- _Aufgabe a_:
Gib aus dem Forenthread zu Tanja Szewczenko alles von "## Death Row" bis hinunter zu "Es lohnt sich." wortgetreu wieder.

# Tanja Szewczenko im Playboy Mai 2014



## addi1305 (9 Apr. 2014)

Tanja Szewczenko zeigt sich nach 1999 und 2007 zum dritten mal in der Mai-Ausgabe des
Herrenmagazins "Playboy". Und sie zeigt wirklich alles. Freut euch drauf!
Bilder darf ich ja nicht posten, ich habe sie schon gesehen!


----------



## Death Row (9 Apr. 2014)

Ich habe die Bilder auch gesehen und bin positiv überrascht. Wollte die Ausgabe schon boykottieren wie die Ausgabe zuvor, aber ich denke die werd ich mir wieder holen


----------



## erhardt77 (9 Apr. 2014)

Super Bilder .... Super Ausgabe .... Respekt! Es lohnt sich.


----------



## tobi (9 Apr. 2014)

Super sexy!!!!!!!!!!!!!!!!!!!!!!!!!!!!


----------



## Lumo (9 Apr. 2014)

Habe sie auch gesehen, noch immer ein Perfekter Körper. Nur das tattoo stört.


----------



## McNeil (10 Apr. 2014)

wirklich heiss


----------



## dante_23 (10 Apr. 2014)

- _Vorliegende Einträge_:

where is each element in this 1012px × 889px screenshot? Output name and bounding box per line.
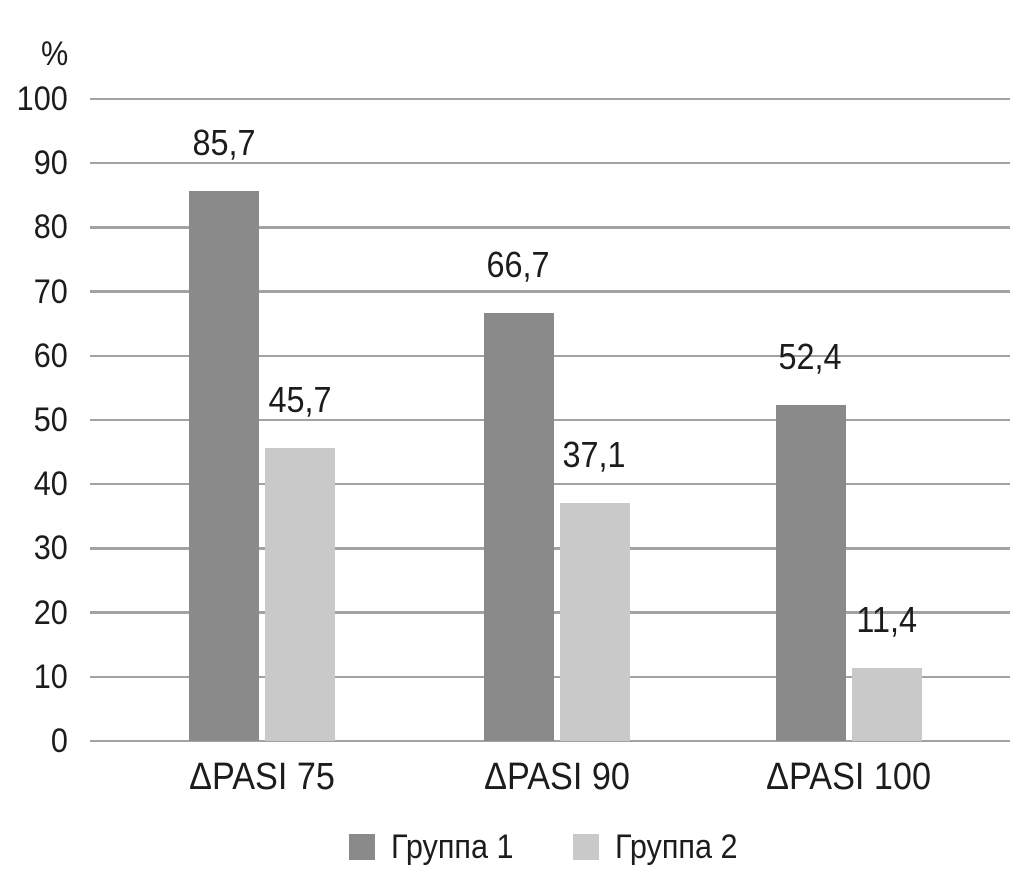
x-axis-category-label: ΔPASI 100 (766, 756, 931, 798)
legend-item-series1: Группа 1 (348, 828, 527, 866)
legend-swatch-icon (348, 834, 375, 860)
bar-series1-cat2 (483, 312, 554, 741)
bar-value-label: 37,1 (562, 433, 627, 475)
y-axis-tick-label: 50 (33, 401, 68, 439)
x-axis-category-label: ΔPASI 90 (483, 756, 630, 798)
bar-value-label: 52,4 (778, 335, 843, 377)
bar-series1-cat3 (775, 404, 846, 741)
y-axis-tick-label: 90 (33, 144, 68, 183)
y-axis-tick-label: 100 (16, 80, 68, 118)
gridline (90, 226, 1010, 229)
y-axis-tick-label: 0 (50, 722, 68, 760)
gridline (90, 161, 1010, 165)
y-axis-tick-label: 60 (33, 336, 68, 375)
y-axis-tick-label: 30 (33, 529, 68, 568)
bar-series2-cat2 (559, 502, 630, 741)
bar-value-label: 66,7 (486, 243, 551, 285)
gridline (90, 97, 1010, 101)
y-axis-unit-label: % (40, 35, 68, 73)
legend-label: Группа 1 (390, 828, 514, 866)
gridline (90, 290, 1010, 293)
x-axis-category-label: ΔPASI 75 (189, 756, 335, 798)
y-axis-tick-label: 80 (33, 208, 68, 247)
legend-label: Группа 2 (615, 828, 738, 866)
y-axis-tick-label: 40 (33, 465, 68, 504)
bar-series1-cat1 (189, 190, 259, 741)
y-axis-tick-label: 20 (33, 593, 68, 632)
y-axis-tick-label: 10 (33, 657, 68, 696)
bar-series2-cat3 (851, 667, 922, 741)
bar-value-label: 45,7 (268, 378, 332, 420)
legend: Группа 1 Группа 2 (90, 830, 1010, 864)
y-axis-tick-label: 70 (33, 272, 68, 311)
bar-value-label: 85,7 (192, 121, 256, 163)
bar-series2-cat1 (265, 447, 335, 741)
legend-item-series2: Группа 2 (573, 830, 751, 864)
gridline (90, 739, 1010, 743)
bar-value-label: 11,4 (856, 598, 917, 640)
legend-swatch-icon (573, 834, 599, 860)
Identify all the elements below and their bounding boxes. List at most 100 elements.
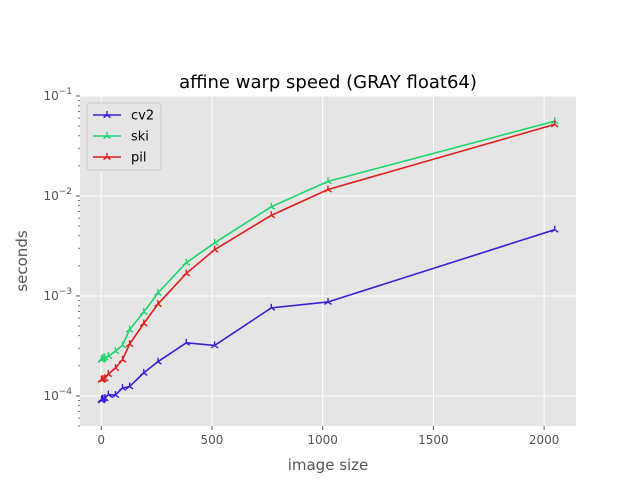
- data-point-stroke: [324, 180, 329, 185]
- data-point-stroke: [118, 359, 123, 363]
- data-point-stroke: [267, 206, 272, 210]
- legend-item-pil: pil: [93, 151, 146, 166]
- y-tick-exponent: −2: [59, 187, 72, 197]
- x-tick-label: 1000: [307, 433, 338, 447]
- data-point-stroke: [182, 342, 187, 346]
- data-point-stroke: [139, 311, 145, 316]
- data-point-stroke: [103, 114, 108, 119]
- data-point-stroke: [103, 135, 108, 140]
- data-point: [125, 325, 134, 333]
- data-point: [267, 211, 276, 219]
- data-point-stroke: [554, 123, 559, 128]
- data-point-stroke: [107, 394, 113, 398]
- legend-item-ski: ski: [93, 130, 149, 145]
- grid: [80, 95, 576, 426]
- data-point-stroke: [154, 292, 159, 297]
- data-point: [182, 258, 191, 266]
- data-point: [267, 202, 276, 210]
- data-point: [104, 390, 113, 398]
- data-point: [550, 120, 559, 128]
- data-point-stroke: [111, 394, 116, 399]
- data-point: [103, 153, 111, 161]
- data-point-stroke: [210, 344, 216, 349]
- x-tick-label: 500: [201, 433, 224, 447]
- data-point-stroke: [111, 367, 116, 372]
- data-point: [100, 394, 109, 402]
- data-point: [111, 364, 120, 372]
- x-axis: 0 500 1000 1500 2000: [97, 426, 559, 447]
- data-point-stroke: [106, 114, 111, 119]
- data-point-stroke: [185, 272, 191, 277]
- legend-label: pil: [131, 151, 146, 166]
- data-point-stroke: [157, 292, 162, 297]
- data-point: [118, 355, 127, 363]
- data-point-stroke: [125, 385, 131, 390]
- data-point: [104, 352, 113, 360]
- data-point-stroke: [157, 303, 162, 308]
- data-point-stroke: [210, 242, 216, 246]
- data-point-stroke: [104, 373, 109, 378]
- data-point-stroke: [185, 342, 191, 346]
- data-point-stroke: [139, 372, 145, 376]
- y-tick-label: 10−1: [43, 87, 72, 103]
- data-point-stroke: [104, 377, 109, 382]
- data-point-stroke: [99, 357, 104, 361]
- data-point-stroke: [185, 262, 191, 266]
- y-tick-base: 10: [43, 89, 58, 103]
- data-point-stroke: [125, 329, 131, 333]
- data-point-stroke: [115, 394, 120, 399]
- data-point: [324, 177, 332, 185]
- data-point-stroke: [324, 188, 329, 193]
- data-point-stroke: [182, 272, 187, 277]
- data-point-stroke: [106, 156, 111, 161]
- data-point-stroke: [106, 135, 111, 140]
- legend-label: cv2: [131, 109, 154, 124]
- data-point: [139, 308, 148, 316]
- series-ski: [97, 117, 559, 363]
- data-point-stroke: [154, 361, 159, 365]
- data-point-stroke: [214, 242, 219, 246]
- data-point: [210, 341, 219, 349]
- data-point: [182, 269, 191, 277]
- data-point: [210, 238, 219, 246]
- data-point-stroke: [122, 387, 127, 392]
- data-point: [111, 347, 120, 355]
- data-point-stroke: [143, 372, 148, 376]
- data-point-stroke: [267, 307, 272, 311]
- data-point-stroke: [115, 367, 120, 372]
- data-point-stroke: [100, 397, 106, 402]
- data-point-stroke: [107, 355, 113, 360]
- data-point: [103, 111, 111, 119]
- data-point: [139, 368, 148, 376]
- data-point-stroke: [111, 350, 116, 355]
- data-point-stroke: [118, 344, 123, 349]
- data-point-stroke: [182, 262, 187, 266]
- data-point: [103, 132, 111, 140]
- data-point-stroke: [267, 214, 272, 219]
- data-point-stroke: [143, 311, 148, 316]
- x-tick-label: 1500: [418, 433, 449, 447]
- data-point-stroke: [104, 397, 109, 402]
- data-point-stroke: [154, 303, 159, 308]
- data-point-stroke: [143, 322, 148, 327]
- data-point: [182, 338, 191, 346]
- data-point-stroke: [327, 188, 332, 193]
- data-point-stroke: [104, 355, 109, 360]
- x-tick-label: 2000: [529, 433, 560, 447]
- y-tick-base: 10: [43, 189, 58, 203]
- data-point-stroke: [214, 344, 219, 349]
- y-tick-label: 10−2: [43, 187, 72, 203]
- data-point-stroke: [100, 356, 106, 361]
- data-point-stroke: [324, 301, 329, 306]
- y-tick-label: 10−3: [43, 287, 72, 303]
- series-layer: [97, 117, 559, 404]
- legend-box: [86, 102, 162, 171]
- y-axis: 10−410−310−210−1: [43, 87, 80, 427]
- data-point: [111, 391, 120, 399]
- data-point: [267, 303, 276, 311]
- data-point: [154, 300, 162, 308]
- data-point-stroke: [327, 180, 332, 185]
- data-point-stroke: [210, 249, 216, 253]
- data-point-stroke: [103, 156, 108, 161]
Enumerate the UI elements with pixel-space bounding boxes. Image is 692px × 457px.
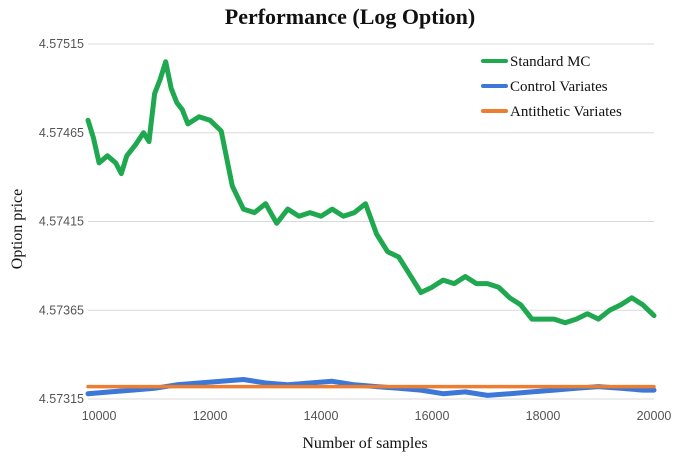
y-tick-label: 4.57465 <box>39 126 84 140</box>
y-axis-label: Option price <box>9 189 26 269</box>
legend-label: Antithetic Variates <box>510 104 622 120</box>
x-tick-label: 20000 <box>637 409 672 423</box>
chart-title: Performance (Log Option) <box>225 4 476 29</box>
x-axis-label: Number of samples <box>302 435 427 452</box>
tick-labels: 4.57315 4.57365 4.57415 4.57465 4.57515 10000… <box>39 37 672 423</box>
x-tick-label: 12000 <box>193 409 228 423</box>
y-tick-label: 4.57415 <box>39 215 84 229</box>
legend: Standard MC Control Variates Antithetic Va… <box>481 54 622 120</box>
legend-label: Standard MC <box>510 54 590 70</box>
y-tick-label: 4.57315 <box>39 392 84 406</box>
legend-label: Control Variates <box>510 79 608 95</box>
x-tick-label: 18000 <box>526 409 561 423</box>
series-line-0 <box>85 59 657 326</box>
y-tick-label: 4.57515 <box>39 37 84 51</box>
series-lines <box>85 59 657 398</box>
x-tick-label: 10000 <box>82 409 117 423</box>
x-tick-label: 14000 <box>304 409 339 423</box>
x-tick-label: 16000 <box>415 409 450 423</box>
y-tick-label: 4.57365 <box>39 303 84 317</box>
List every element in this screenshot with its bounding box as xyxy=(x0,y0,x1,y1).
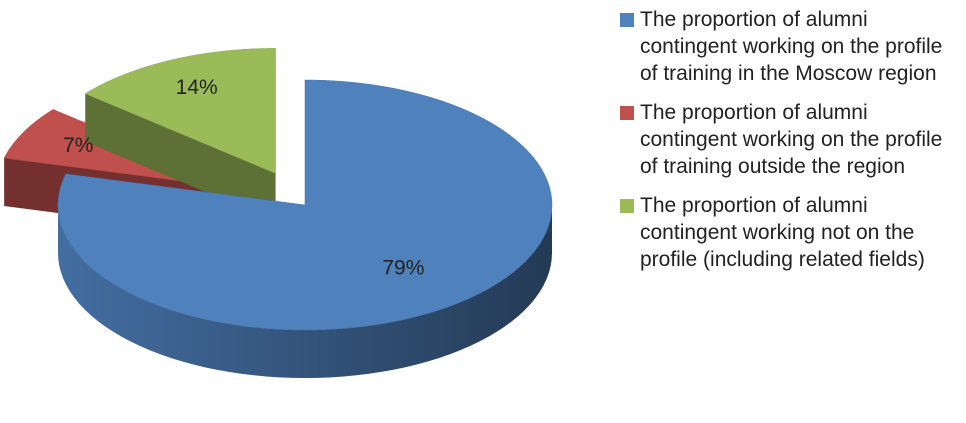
data-label: 14% xyxy=(176,76,218,99)
pie-slice xyxy=(84,48,276,222)
pie-slice xyxy=(57,79,553,378)
slice-wall xyxy=(85,93,276,222)
legend-item: The proportion of alumni contingent work… xyxy=(620,6,964,87)
legend-swatch xyxy=(620,106,634,120)
legend-item: The proportion of alumni contingent work… xyxy=(620,99,964,180)
legend-label: The proportion of alumni contingent work… xyxy=(640,8,943,85)
slice-top xyxy=(57,79,553,331)
legend-swatch xyxy=(620,199,634,213)
pie-area: 79% 7% 14% xyxy=(3,48,553,378)
slice-side xyxy=(58,205,552,378)
data-label: 7% xyxy=(63,134,93,157)
data-label: 79% xyxy=(382,257,424,280)
legend: The proportion of alumni contingent work… xyxy=(620,6,964,285)
legend-label: The proportion of alumni contingent work… xyxy=(640,101,943,178)
legend-label: The proportion of alumni contingent work… xyxy=(640,194,925,271)
slice-top xyxy=(84,48,276,174)
legend-swatch xyxy=(620,13,634,27)
legend-item: The proportion of alumni contingent work… xyxy=(620,192,964,273)
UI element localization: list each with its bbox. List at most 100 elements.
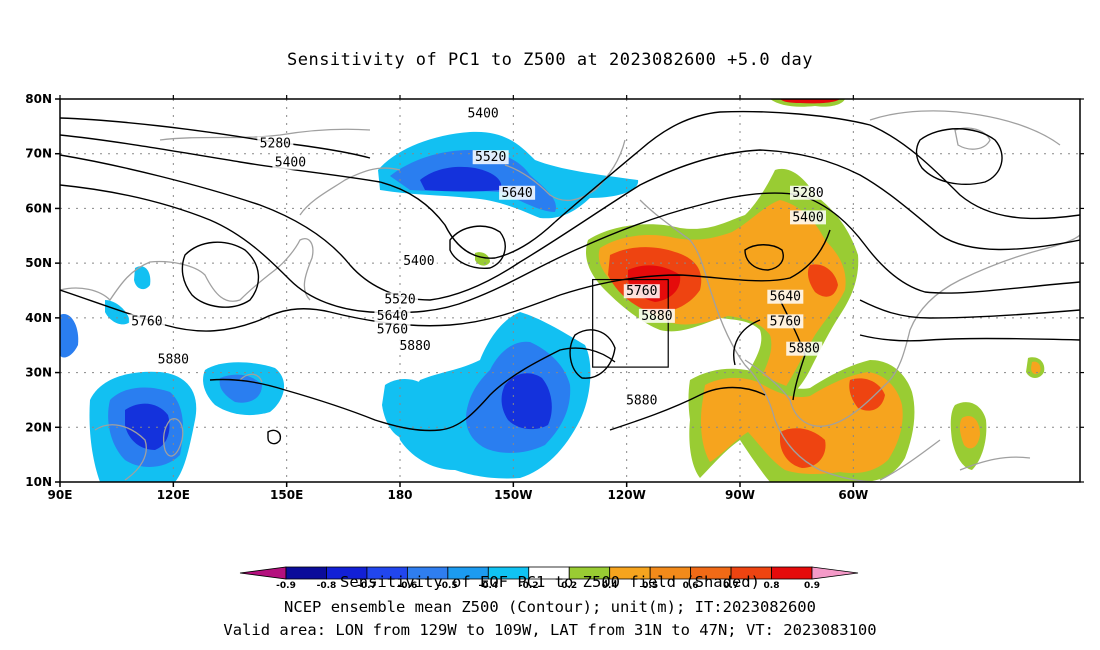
- footer-line-2: NCEP ensemble mean Z500 (Contour); unit(…: [284, 598, 816, 616]
- contour-5280-west: [60, 117, 371, 159]
- negative-region-central-pacific: [399, 312, 591, 479]
- contour-label-text: 5520: [384, 292, 415, 307]
- contour-label: 5400: [400, 254, 437, 269]
- lat-tick-label: 30N: [25, 366, 52, 380]
- lon-tick-label: 90E: [48, 488, 73, 502]
- colorbar-tick-label: -0.4: [478, 581, 498, 591]
- contour-label-text: 5760: [770, 314, 801, 329]
- lon-tick-label: 150W: [494, 488, 532, 502]
- contour-label-text: 5880: [789, 342, 820, 357]
- contour-label: 5280: [257, 136, 294, 152]
- lat-tick-label: 80N: [25, 92, 52, 106]
- contour-5400-north: [554, 110, 1080, 223]
- footer-line-3: Valid area: LON from 129W to 109W, LAT f…: [223, 621, 877, 639]
- colorbar-high-end: [811, 566, 859, 580]
- contour-label: 5760: [374, 322, 411, 338]
- lat-tick-label: 40N: [25, 311, 52, 325]
- contour-label-text: 5760: [377, 323, 408, 338]
- contour-label-text: 5880: [158, 353, 189, 368]
- negative-region-north-pacific: [378, 131, 639, 219]
- lat-tick-label: 10N: [25, 475, 52, 489]
- lon-tick-label: 150E: [270, 488, 303, 502]
- positive-region-subtropical: [475, 252, 1045, 482]
- contour-5760-high: [744, 244, 784, 271]
- contour-label: 5880: [397, 338, 434, 354]
- colorbar-tick-label: -0.7: [357, 581, 377, 591]
- contour-label-text: 5760: [626, 284, 657, 299]
- lon-tick-label: 120E: [157, 488, 190, 502]
- contour-label-text: 5880: [626, 394, 657, 409]
- contour-label: 5400: [465, 106, 502, 121]
- contour-label-text: 5520: [475, 150, 506, 165]
- contour-5520: [60, 149, 1080, 301]
- colorbar-tick-label: 0.5: [642, 581, 658, 591]
- colorbar-tick-label: 0.7: [723, 581, 739, 591]
- contour-label: 5280: [790, 185, 826, 201]
- contour-5400-low-center: [181, 241, 260, 308]
- colorbar-tick-label: 0.2: [561, 581, 577, 591]
- contour-label-text: 5400: [792, 210, 823, 225]
- contour-5880-small: [267, 429, 282, 445]
- contour-label: 5760: [767, 314, 804, 329]
- colorbar-tick-label: -0.6: [398, 581, 418, 591]
- contour-label: 5640: [374, 308, 411, 324]
- lat-lon-grid: [60, 99, 1080, 482]
- lat-tick-label: 20N: [25, 420, 52, 434]
- contour-5280-low-east: [915, 128, 1003, 185]
- contour-label-text: 5400: [275, 156, 306, 171]
- contour-label: 5520: [472, 150, 509, 165]
- lat-tick-label: 60N: [25, 201, 52, 215]
- contour-label-text: 5280: [260, 137, 291, 152]
- plot-frame: [59, 98, 1081, 483]
- colorbar-tick-label: 0.4: [602, 581, 618, 591]
- footer-line-1: Sensitivity of EOF PC1 to Z500 field (Sh…: [340, 573, 760, 591]
- lon-tick-label: 120W: [608, 488, 646, 502]
- colorbar-tick-label: 0.8: [764, 581, 780, 591]
- colorbar: -0.9 -0.8 -0.7 -0.6 -0.5 -0.4 -0.2 0.2 0.4 0.5 0.6…: [239, 566, 859, 591]
- contour-label: 5400: [790, 210, 826, 225]
- contour-label: 5640: [767, 289, 804, 305]
- contour-label-text: 5280: [792, 186, 823, 201]
- lat-tick-label: 70N: [25, 147, 52, 161]
- colorbar-tick-label: 0.9: [804, 581, 820, 591]
- contour-5400-low-pacific: [449, 225, 506, 269]
- contour-5640: [60, 184, 1080, 314]
- contour-5880-high-pacific: [569, 329, 616, 379]
- contour-label: 5880: [623, 393, 660, 409]
- contour-label-text: 5400: [467, 106, 498, 121]
- contour-labels: 5280 5400 5400 5520 5640 5280 5400 5400 5520 5640…: [128, 106, 826, 409]
- contour-label-text: 5640: [501, 186, 532, 201]
- contour-label: 5880: [155, 352, 192, 368]
- colorbar-tick-label: -0.2: [519, 581, 539, 591]
- contour-label-text: 5880: [399, 339, 430, 354]
- valid-area-box: [592, 278, 669, 368]
- contour-label: 5880: [638, 308, 675, 324]
- chart-title: Sensitivity of PC1 to Z500 at 2023082600…: [286, 50, 813, 70]
- contour-label: 5760: [623, 284, 660, 299]
- negative-region-west-pacific: [60, 266, 432, 482]
- lat-tick-label: 50N: [25, 256, 52, 270]
- contour-5400-west: [60, 134, 556, 259]
- contour-label-text: 5880: [641, 309, 672, 324]
- colorbar-tick-label: -0.9: [276, 581, 296, 591]
- contour-label: 5880: [786, 341, 823, 357]
- contour-label-text: 5640: [377, 309, 408, 324]
- z500-contours: [60, 110, 1080, 445]
- coastlines: [60, 110, 1080, 482]
- contour-label: 5760: [128, 314, 165, 329]
- colorbar-tick-label: 0.6: [683, 581, 699, 591]
- lon-tick-label: 60W: [838, 488, 868, 502]
- contour-label: 5400: [272, 155, 309, 171]
- contour-label-text: 5760: [131, 314, 162, 329]
- lon-tick-label: 180: [387, 488, 412, 502]
- contour-label: 5520: [382, 292, 418, 307]
- contour-5880: [209, 319, 1080, 432]
- contour-label: 5640: [499, 185, 536, 201]
- contour-label-text: 5640: [770, 290, 801, 305]
- lon-tick-label: 90W: [725, 488, 755, 502]
- colorbar-tick-label: -0.8: [317, 581, 337, 591]
- contour-label-text: 5400: [403, 254, 434, 269]
- colorbar-tick-label: -0.5: [438, 581, 458, 591]
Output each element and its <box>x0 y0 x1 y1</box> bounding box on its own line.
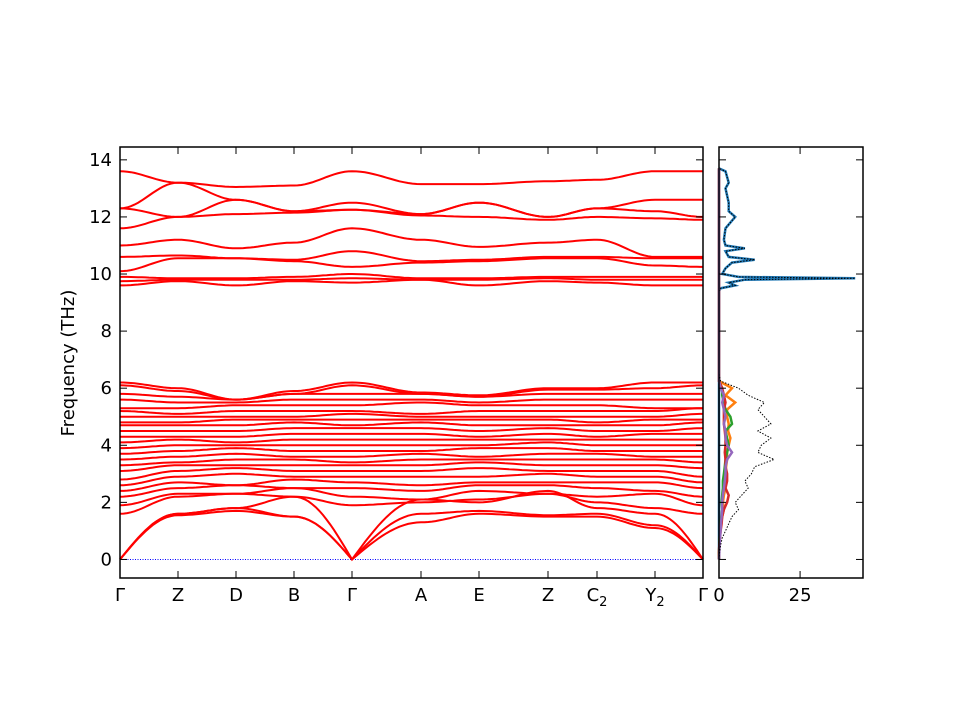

- _Aufgabe b_:
Ersetze in den Einträgen von der Zeile mit "- data-point-stroke: [324, 180, 329, 185]" bis hinunter zur Zeile mit "- data-point-stroke: [111, 394, 116, 399]", beide eingeschlossen, "data-point-stroke" durch "marker-outline". Gib nur diese Zeilen aus und lass alles andere darin unverändert.

- _Ergebnis a_:
## Death Row (9 Apr. 2014)

Ich habe die Bilder auch gesehen und bin positiv überrascht. Wollte die Ausgabe schon boykottieren wie die Ausgabe zuvor, aber ich denke die werd ich mir wieder holen


----------



## erhardt77 (9 Apr. 2014)

Super Bilder .... Super Ausgabe .... Respekt! Es lohnt sich.

- _Ergebnis b_:
- marker-outline: [324, 180, 329, 185]
- marker-outline: [118, 359, 123, 363]
- marker-outline: [267, 206, 272, 210]
- legend-item-pil: pil: [93, 151, 146, 166]
- y-tick-exponent: −2: [59, 187, 72, 197]
- x-tick-label: 1000: [307, 433, 338, 447]
- marker-outline: [182, 342, 187, 346]
- marker-outline: [139, 311, 145, 316]
- marker-outline: [103, 114, 108, 119]
- marker-outline: [103, 135, 108, 140]
- data-point: [125, 325, 134, 333]
- data-point: [267, 211, 276, 219]
- marker-outline: [554, 123, 559, 128]
- marker-outline: [107, 394, 113, 398]
- legend-item-ski: ski: [93, 130, 149, 145]
- grid: [80, 95, 576, 426]
- marker-outline: [154, 292, 159, 297]
- data-point: [182, 258, 191, 266]
- data-point: [267, 202, 276, 210]
- data-point: [104, 390, 113, 398]
- data-point: [550, 120, 559, 128]
- marker-outline: [111, 394, 116, 399]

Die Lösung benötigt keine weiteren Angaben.